• OBJETIVO:
Según el relato del viaje en coche, ¿de qué siglo es la iglesia de St Thomas a Becket?

Pasamos en el coche por Hebden Bridge, un pueblo que desde hace unos pocos años sabe venderse como cercano a Haworth, con comercio moderno y de aspecto típicamente de la zona. Todo muy bonito si no fuera porque también es el sitio de Inglaterra con el índice más alto de suicidios. Pero, ya digo, el pueblecillo visto desde las ventanillas del coche parecía agradable.
Y todo ello con unas subidas y bajadas impresionantes por unas carreteritas minúsculas de esas en las que a veces hay que pararse para dejar que circule el coche (o camión) que viene en sentido contrario. Menos mal que Steve, al volante, sabía muy bien lo que hacía. Así que cuidado si alguien se alquila un coche para moverse por allí, a la dificultad de conducir por el otro lado, se le une la dificultad de conducir por este tipo de carreteras. Eso sí, las vistas, los paisajes (de los que no creo que el conductor disfrute demasiado, pero sí los acompañantes) merecen mucho la pena.
Finalmente llegamos a nuestro primer destino. Uno de los pocos sitios en Inglaterra (¿el único?) con dos iglesias tan juntas, apenas separadas por unos pocos metros. Una de ellas, la de St Thomas a Becket, del siglo XIII, ahora una mera ruina. Y al otro lado la nueva (del siglo XIX). Y entre ambas un suelo casi pavimentado con tumbas de todo tipo, desde las que sólo tienen las iniciales del difunto (que indican que el pobre no tenía mucho dinero) a las más historiadas. Los cementerios ingleses con solera siempre resultan muy curiosos.

• EXTRACTO DE DATOS:
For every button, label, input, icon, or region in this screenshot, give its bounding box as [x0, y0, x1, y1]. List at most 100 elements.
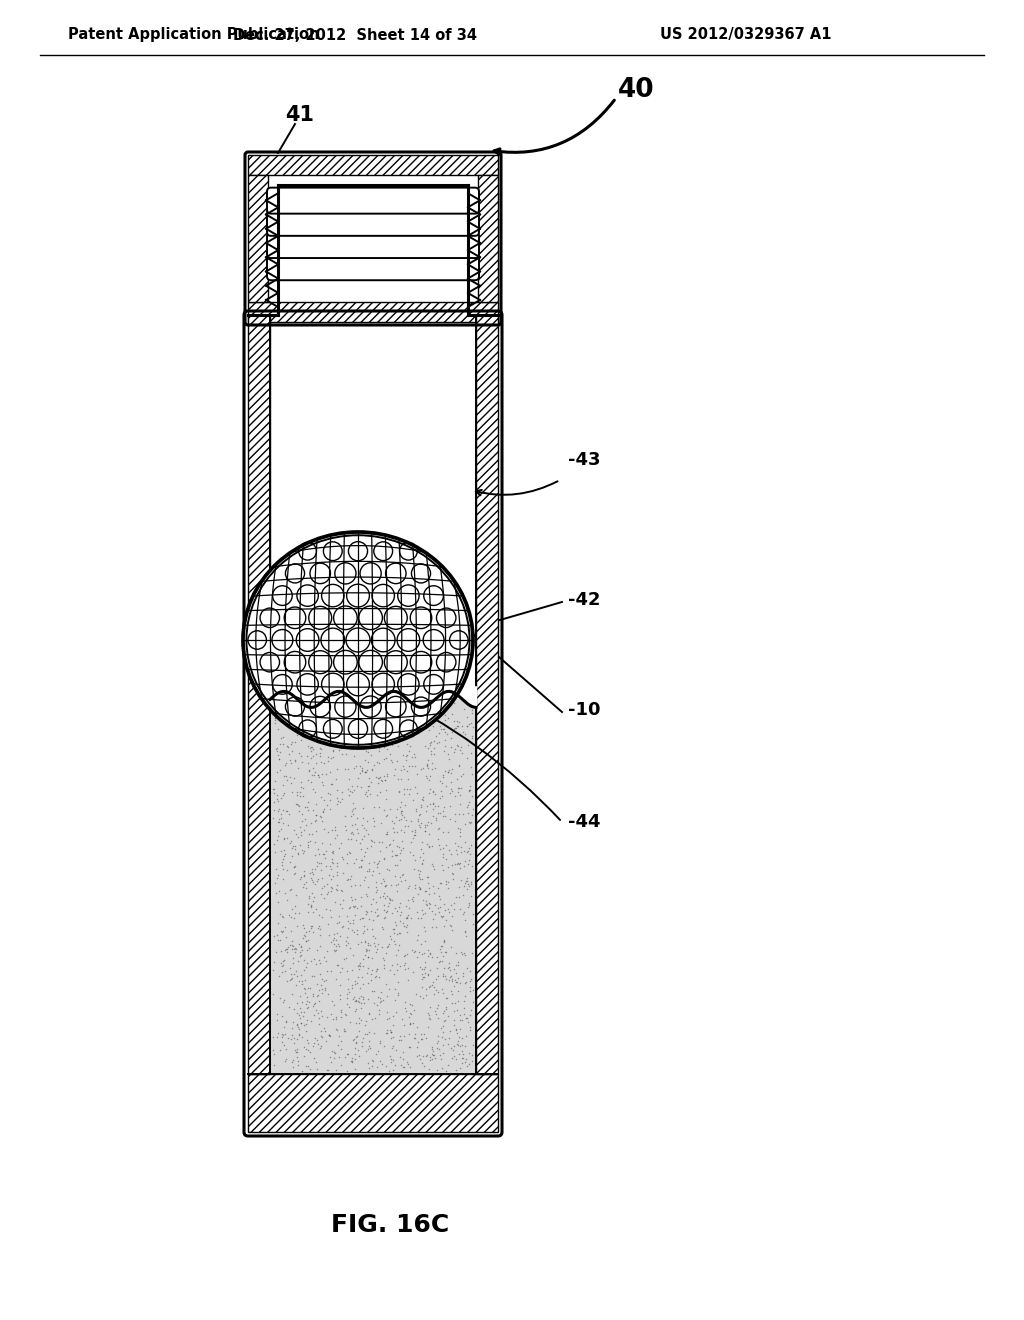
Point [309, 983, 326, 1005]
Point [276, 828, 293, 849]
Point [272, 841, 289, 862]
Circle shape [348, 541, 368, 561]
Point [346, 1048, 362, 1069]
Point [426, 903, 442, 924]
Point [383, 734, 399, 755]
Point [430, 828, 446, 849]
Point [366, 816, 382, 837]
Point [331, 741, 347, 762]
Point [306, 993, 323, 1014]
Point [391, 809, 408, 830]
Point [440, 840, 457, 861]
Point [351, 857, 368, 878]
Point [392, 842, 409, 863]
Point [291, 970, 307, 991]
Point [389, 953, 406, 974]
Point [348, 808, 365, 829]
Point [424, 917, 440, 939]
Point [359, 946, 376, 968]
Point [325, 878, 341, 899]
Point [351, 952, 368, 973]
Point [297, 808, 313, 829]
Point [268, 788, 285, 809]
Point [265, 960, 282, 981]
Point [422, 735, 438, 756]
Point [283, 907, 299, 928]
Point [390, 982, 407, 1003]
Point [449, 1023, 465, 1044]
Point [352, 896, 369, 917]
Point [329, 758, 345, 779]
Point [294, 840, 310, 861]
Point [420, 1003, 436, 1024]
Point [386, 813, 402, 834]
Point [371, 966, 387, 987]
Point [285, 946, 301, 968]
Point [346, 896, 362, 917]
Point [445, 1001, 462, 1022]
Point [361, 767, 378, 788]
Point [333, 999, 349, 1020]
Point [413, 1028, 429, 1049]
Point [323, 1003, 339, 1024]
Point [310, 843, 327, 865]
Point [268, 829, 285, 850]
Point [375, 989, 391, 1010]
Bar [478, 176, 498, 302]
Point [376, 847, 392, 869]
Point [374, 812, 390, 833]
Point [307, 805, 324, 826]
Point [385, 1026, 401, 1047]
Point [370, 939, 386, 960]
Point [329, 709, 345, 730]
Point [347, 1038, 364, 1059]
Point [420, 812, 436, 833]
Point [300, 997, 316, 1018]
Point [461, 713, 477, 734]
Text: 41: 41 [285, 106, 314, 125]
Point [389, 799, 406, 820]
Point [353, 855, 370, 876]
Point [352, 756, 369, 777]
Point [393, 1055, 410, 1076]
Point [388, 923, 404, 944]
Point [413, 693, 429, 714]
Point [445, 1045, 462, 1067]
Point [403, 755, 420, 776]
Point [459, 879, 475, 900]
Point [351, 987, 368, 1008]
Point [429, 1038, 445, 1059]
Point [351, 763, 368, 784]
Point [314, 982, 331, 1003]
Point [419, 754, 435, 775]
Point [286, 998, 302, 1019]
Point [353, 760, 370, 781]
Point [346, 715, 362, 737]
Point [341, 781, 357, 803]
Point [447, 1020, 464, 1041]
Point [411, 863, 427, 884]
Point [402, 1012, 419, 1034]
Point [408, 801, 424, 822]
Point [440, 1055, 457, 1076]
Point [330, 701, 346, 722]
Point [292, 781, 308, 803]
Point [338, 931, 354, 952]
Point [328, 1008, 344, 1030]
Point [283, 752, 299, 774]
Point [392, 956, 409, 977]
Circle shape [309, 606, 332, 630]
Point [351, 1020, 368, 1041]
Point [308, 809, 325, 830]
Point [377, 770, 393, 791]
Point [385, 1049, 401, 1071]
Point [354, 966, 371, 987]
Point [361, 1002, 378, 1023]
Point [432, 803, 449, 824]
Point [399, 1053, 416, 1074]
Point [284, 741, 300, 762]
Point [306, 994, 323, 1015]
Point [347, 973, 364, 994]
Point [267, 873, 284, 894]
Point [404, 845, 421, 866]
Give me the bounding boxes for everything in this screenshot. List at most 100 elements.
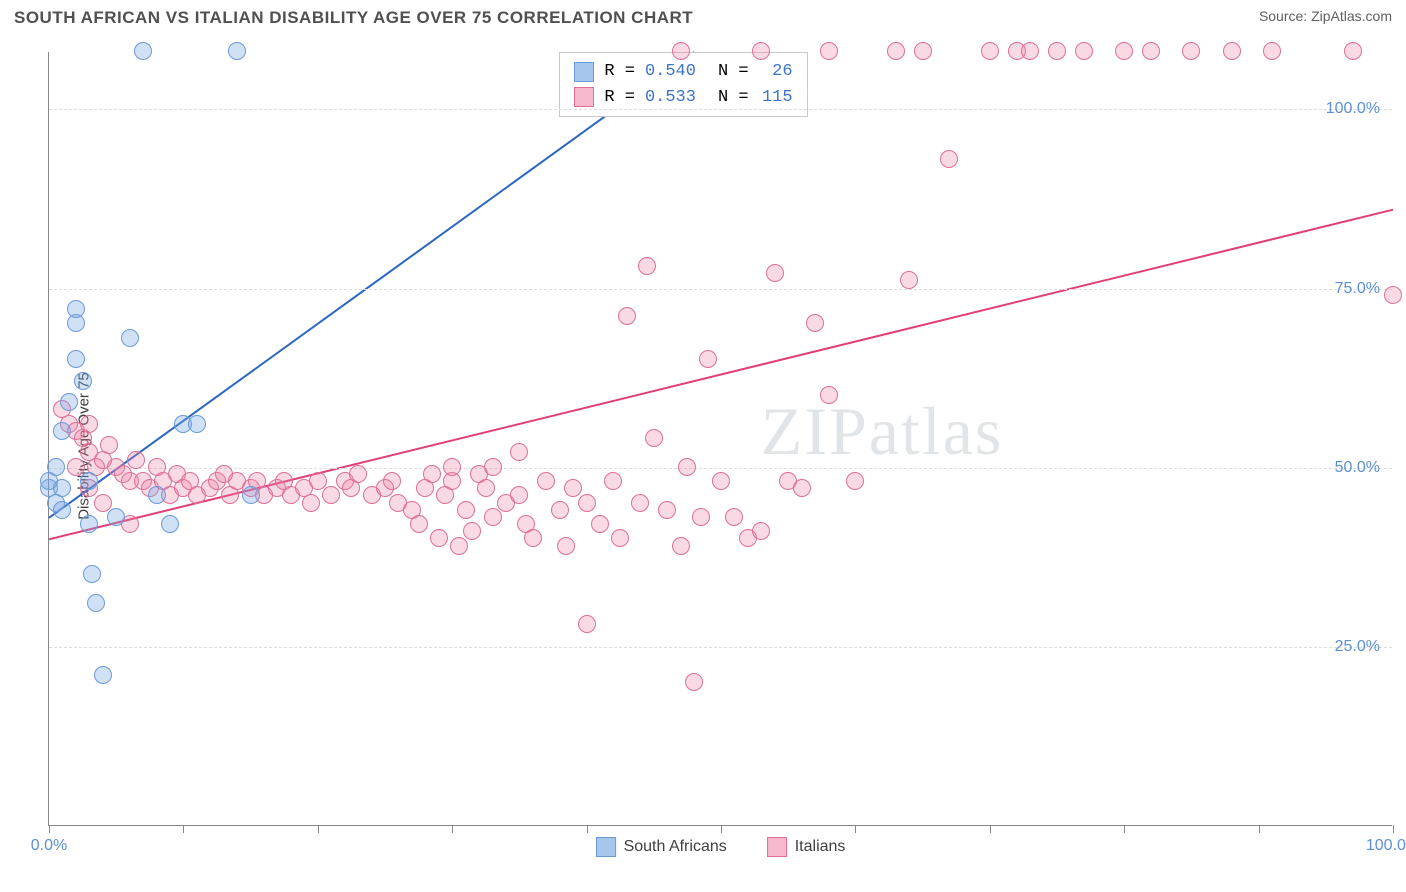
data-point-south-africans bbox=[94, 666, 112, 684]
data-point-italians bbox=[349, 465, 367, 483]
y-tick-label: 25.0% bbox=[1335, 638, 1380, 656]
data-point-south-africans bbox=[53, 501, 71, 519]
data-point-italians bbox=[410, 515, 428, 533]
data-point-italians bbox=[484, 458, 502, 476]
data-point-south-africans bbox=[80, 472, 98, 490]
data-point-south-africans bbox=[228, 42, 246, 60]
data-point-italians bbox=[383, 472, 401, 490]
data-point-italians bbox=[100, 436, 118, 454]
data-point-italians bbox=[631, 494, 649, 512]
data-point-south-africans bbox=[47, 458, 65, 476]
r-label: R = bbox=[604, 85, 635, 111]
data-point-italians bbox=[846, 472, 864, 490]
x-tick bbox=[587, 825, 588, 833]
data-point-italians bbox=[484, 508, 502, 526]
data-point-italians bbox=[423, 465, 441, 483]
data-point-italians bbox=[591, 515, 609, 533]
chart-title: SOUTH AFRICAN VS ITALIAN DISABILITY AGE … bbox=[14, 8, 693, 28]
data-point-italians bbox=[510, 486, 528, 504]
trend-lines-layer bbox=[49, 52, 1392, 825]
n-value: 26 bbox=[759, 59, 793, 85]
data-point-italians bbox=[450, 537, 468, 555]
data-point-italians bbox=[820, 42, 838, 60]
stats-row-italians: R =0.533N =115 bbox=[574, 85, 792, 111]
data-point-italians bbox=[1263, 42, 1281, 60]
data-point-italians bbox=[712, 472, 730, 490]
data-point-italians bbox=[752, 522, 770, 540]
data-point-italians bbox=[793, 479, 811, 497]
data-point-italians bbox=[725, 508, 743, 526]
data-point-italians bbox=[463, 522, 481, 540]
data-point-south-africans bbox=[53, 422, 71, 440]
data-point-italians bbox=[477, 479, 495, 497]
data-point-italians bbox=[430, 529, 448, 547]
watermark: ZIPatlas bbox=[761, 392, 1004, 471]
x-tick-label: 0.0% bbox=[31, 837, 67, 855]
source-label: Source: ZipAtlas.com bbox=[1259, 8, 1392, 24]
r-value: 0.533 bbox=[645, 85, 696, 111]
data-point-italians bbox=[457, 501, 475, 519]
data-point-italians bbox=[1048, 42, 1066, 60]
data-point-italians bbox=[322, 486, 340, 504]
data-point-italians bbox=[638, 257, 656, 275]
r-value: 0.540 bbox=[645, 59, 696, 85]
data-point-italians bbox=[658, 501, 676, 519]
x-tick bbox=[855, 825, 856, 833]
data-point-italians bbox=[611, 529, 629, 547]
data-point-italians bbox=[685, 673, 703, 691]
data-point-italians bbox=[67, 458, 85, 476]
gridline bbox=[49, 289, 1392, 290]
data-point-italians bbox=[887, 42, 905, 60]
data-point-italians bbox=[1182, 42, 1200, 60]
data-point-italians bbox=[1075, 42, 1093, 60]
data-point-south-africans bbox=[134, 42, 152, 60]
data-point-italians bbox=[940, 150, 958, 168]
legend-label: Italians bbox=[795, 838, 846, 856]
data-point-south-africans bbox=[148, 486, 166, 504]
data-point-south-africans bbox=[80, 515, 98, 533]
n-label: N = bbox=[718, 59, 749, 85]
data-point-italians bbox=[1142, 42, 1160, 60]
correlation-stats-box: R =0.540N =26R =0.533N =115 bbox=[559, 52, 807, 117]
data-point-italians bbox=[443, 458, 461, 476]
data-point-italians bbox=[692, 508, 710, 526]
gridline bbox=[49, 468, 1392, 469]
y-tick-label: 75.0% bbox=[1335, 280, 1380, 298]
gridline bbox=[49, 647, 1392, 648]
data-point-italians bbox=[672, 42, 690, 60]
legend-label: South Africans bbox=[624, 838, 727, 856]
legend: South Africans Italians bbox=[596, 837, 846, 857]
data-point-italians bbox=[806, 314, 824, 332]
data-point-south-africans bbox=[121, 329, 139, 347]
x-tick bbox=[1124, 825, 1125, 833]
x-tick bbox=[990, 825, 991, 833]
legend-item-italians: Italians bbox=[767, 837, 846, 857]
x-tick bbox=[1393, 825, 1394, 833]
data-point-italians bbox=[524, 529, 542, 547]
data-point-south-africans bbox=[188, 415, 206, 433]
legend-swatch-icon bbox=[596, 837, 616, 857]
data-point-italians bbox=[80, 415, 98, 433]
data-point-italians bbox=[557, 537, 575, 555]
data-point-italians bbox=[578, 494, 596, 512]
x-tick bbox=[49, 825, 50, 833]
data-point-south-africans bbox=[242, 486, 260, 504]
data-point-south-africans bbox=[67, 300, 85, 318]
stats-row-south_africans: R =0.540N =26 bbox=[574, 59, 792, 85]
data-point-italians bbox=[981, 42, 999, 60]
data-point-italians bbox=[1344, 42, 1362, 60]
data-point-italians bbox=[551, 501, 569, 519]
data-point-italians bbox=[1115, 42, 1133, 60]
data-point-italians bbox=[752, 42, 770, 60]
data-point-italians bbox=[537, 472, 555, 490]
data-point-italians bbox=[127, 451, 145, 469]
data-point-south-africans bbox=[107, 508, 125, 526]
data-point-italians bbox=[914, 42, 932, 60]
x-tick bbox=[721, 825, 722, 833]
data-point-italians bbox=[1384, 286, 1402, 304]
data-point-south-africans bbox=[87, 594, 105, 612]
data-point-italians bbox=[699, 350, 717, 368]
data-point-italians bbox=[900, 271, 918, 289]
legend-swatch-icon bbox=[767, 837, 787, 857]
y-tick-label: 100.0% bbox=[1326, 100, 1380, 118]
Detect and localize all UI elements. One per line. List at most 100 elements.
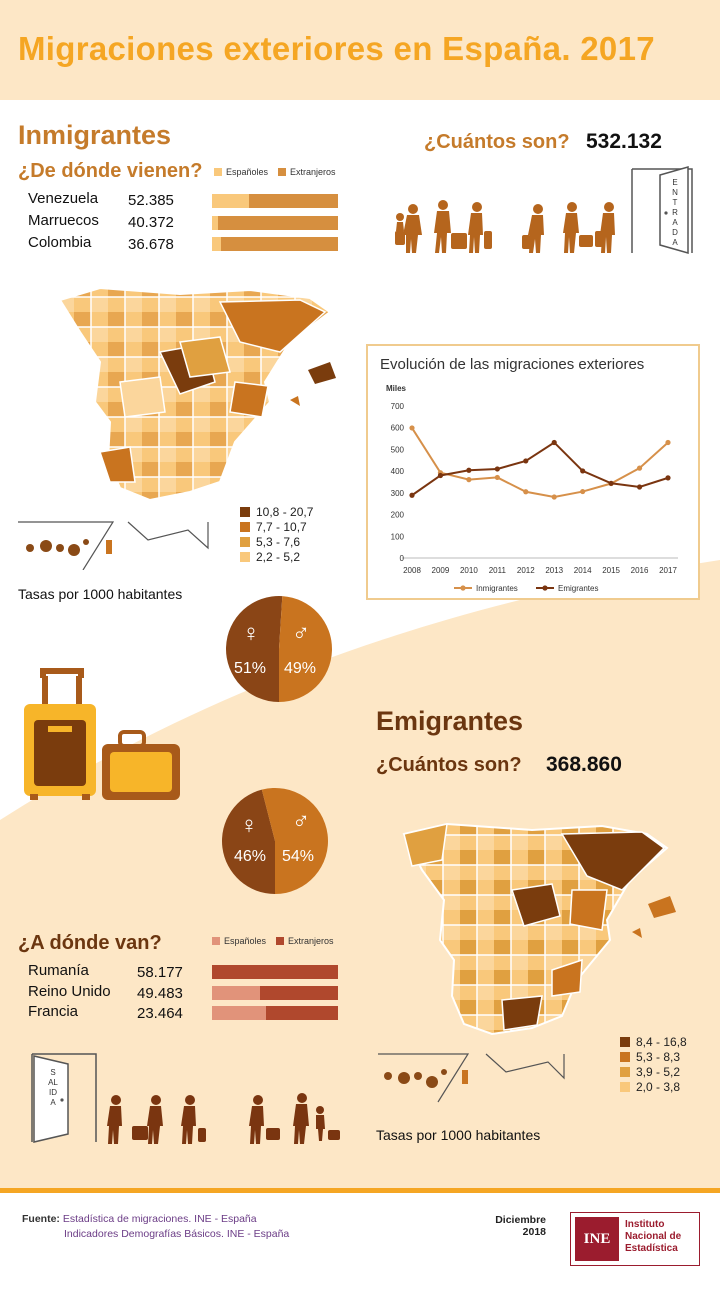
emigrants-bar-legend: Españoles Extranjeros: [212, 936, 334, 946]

• RESULTADO DEL EJERCICIO:
Es del siglo XIII.